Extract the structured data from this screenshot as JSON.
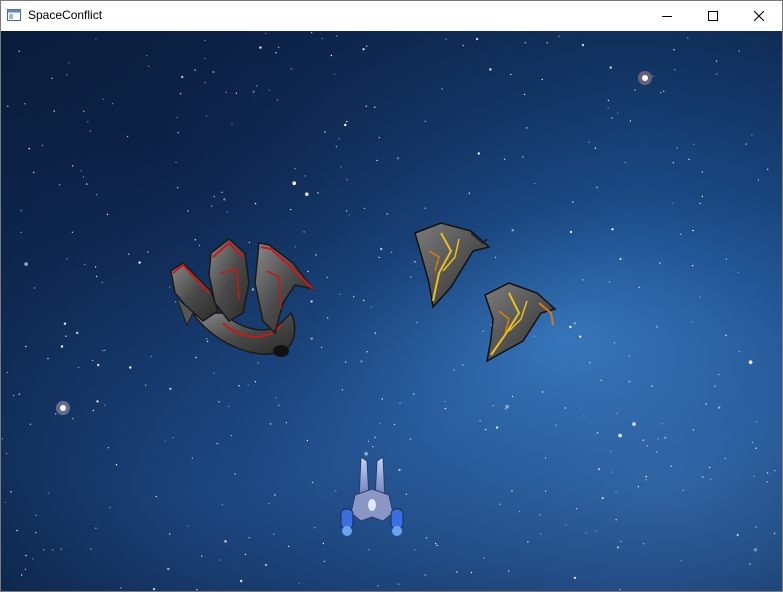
{
  "window": {
    "title": "SpaceConflict",
    "minimize_icon": "minimize-icon",
    "maximize_icon": "maximize-icon",
    "close_icon": "close-icon",
    "app_icon": "app-window-icon"
  },
  "game": {
    "background": "starfield",
    "accent_colors": {
      "space_deep": "#0a1f3e",
      "space_light": "#2f6eb3",
      "enemy_red_trim": "#c81818",
      "enemy_yellow_trim": "#e8c020",
      "player_blue": "#3a6fe0"
    },
    "sprites": [
      {
        "kind": "enemy-cruiser-red-trim"
      },
      {
        "kind": "enemy-fighter-yellow-trim"
      },
      {
        "kind": "enemy-fighter-yellow-trim"
      },
      {
        "kind": "player-ship"
      }
    ]
  }
}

======

— The task —
Copy out every line of the material above exactly, skipping the pictures.

— Expected output —
Extract the structured data from this screenshot as JSON.
{
  "window": {
    "title": "SpaceConflict",
    "minimize_icon": "minimize-icon",
    "maximize_icon": "maximize-icon",
    "close_icon": "close-icon",
    "app_icon": "app-window-icon"
  },
  "game": {
    "background": "starfield",
    "accent_colors": {
      "space_deep": "#0a1f3e",
      "space_light": "#2f6eb3",
      "enemy_red_trim": "#c81818",
      "enemy_yellow_trim": "#e8c020",
      "player_blue": "#3a6fe0"
    },
    "sprites": [
      {
        "kind": "enemy-cruiser-red-trim"
      },
      {
        "kind": "enemy-fighter-yellow-trim"
      },
      {
        "kind": "enemy-fighter-yellow-trim"
      },
      {
        "kind": "player-ship"
      }
    ]
  }
}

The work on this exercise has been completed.